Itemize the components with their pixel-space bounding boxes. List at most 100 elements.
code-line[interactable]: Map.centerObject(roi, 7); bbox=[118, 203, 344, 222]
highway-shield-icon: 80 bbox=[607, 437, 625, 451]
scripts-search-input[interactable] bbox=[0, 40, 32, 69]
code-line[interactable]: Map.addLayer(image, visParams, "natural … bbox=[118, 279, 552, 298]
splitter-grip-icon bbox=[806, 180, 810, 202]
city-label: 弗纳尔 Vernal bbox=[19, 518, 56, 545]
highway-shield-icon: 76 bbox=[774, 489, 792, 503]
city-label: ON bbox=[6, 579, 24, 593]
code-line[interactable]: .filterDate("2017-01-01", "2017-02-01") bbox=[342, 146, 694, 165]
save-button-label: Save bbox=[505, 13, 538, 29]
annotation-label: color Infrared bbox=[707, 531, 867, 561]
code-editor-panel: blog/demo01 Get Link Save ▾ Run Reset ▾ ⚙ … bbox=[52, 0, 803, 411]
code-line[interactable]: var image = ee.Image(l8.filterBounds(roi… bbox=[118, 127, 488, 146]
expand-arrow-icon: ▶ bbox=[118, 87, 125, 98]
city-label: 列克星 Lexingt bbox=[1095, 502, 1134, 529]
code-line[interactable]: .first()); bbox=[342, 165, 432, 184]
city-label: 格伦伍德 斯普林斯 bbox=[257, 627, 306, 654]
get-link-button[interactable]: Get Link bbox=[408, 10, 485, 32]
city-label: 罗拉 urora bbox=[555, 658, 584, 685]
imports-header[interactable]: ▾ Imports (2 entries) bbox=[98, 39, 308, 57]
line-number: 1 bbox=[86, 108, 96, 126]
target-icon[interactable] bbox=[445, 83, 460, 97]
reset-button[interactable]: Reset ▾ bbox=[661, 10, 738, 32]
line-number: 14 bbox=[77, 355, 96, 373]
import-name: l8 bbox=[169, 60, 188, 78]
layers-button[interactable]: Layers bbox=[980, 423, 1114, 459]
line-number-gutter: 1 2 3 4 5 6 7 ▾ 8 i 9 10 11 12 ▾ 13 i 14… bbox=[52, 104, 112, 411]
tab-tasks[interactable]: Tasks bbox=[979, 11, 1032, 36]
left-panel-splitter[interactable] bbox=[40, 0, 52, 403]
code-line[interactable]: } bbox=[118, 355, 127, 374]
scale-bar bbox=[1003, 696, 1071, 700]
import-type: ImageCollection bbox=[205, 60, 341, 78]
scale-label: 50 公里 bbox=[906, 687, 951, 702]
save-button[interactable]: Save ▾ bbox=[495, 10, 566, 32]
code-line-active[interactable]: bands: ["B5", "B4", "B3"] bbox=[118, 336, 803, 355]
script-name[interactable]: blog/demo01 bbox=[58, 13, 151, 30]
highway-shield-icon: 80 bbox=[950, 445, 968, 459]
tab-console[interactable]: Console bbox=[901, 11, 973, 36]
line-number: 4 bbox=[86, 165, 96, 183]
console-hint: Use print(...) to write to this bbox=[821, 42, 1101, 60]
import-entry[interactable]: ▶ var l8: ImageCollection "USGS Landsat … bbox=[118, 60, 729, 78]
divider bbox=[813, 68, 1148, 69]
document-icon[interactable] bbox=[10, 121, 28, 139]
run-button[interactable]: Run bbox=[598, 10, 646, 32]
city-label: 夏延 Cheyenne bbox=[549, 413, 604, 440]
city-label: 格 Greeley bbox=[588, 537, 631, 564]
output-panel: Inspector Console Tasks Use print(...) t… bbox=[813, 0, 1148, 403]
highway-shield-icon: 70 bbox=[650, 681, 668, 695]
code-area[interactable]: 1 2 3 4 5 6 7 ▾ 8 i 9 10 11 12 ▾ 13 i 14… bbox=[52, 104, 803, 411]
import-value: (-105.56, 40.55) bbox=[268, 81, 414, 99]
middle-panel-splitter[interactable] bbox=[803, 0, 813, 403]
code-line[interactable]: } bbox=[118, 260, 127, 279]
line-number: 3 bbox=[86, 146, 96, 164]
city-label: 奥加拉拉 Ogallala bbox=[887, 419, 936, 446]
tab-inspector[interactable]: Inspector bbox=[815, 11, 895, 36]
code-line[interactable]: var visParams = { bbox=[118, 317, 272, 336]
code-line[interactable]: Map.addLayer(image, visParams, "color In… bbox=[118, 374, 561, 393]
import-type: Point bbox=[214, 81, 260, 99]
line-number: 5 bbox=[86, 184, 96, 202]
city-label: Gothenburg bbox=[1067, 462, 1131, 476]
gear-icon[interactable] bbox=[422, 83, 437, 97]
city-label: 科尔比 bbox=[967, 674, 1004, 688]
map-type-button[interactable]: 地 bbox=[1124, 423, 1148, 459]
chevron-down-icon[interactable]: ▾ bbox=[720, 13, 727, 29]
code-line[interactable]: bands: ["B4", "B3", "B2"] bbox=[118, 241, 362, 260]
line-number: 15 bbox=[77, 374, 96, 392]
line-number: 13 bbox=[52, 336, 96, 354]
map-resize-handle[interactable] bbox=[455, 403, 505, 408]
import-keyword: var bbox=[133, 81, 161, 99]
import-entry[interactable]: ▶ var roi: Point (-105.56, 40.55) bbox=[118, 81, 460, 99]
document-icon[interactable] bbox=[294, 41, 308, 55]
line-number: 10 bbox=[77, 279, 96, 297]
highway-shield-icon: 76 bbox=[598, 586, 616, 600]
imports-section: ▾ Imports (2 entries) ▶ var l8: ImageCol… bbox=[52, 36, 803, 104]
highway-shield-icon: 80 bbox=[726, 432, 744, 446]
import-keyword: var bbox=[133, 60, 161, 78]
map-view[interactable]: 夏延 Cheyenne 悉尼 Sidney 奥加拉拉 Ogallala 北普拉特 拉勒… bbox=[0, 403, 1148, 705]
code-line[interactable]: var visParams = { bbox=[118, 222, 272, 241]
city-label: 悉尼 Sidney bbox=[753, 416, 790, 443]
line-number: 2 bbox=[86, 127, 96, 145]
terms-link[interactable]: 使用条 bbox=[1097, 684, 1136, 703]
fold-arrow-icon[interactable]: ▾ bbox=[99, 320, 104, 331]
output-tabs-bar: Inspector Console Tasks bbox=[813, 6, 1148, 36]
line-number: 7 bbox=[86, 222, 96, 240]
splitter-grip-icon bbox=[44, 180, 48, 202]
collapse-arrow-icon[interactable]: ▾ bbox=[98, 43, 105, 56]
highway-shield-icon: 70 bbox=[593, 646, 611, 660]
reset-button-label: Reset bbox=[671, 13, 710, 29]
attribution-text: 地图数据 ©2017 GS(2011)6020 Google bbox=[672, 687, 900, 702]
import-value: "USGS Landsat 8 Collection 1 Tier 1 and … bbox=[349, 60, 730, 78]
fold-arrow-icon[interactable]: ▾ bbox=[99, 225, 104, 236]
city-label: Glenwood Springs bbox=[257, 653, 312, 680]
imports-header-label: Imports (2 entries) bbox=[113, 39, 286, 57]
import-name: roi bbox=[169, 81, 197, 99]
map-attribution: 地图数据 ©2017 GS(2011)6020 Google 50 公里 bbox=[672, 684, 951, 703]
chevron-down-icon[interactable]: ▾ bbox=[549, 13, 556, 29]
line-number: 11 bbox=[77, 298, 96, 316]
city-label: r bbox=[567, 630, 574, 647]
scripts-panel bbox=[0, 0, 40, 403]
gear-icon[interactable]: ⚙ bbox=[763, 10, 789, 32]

__Exercise goal__. Give the part of the data that opens with its first line and closes with the line containing "highway-shield-icon: 76 bbox=[774, 489, 792, 503]" as a JSON list of strings, one string per line, with blank lines left out.

__Full output__.
[
  "Itemize the components with their pixel-space bounding boxes. List at most 100 elements.",
  "code-line[interactable]: Map.centerObject(roi, 7); bbox=[118, 203, 344, 222]",
  "highway-shield-icon: 80 bbox=[607, 437, 625, 451]",
  "scripts-search-input[interactable] bbox=[0, 40, 32, 69]",
  "code-line[interactable]: Map.addLayer(image, visParams, \"natural … bbox=[118, 279, 552, 298]",
  "splitter-grip-icon bbox=[806, 180, 810, 202]",
  "city-label: 弗纳尔 Vernal bbox=[19, 518, 56, 545]",
  "highway-shield-icon: 76 bbox=[774, 489, 792, 503]"
]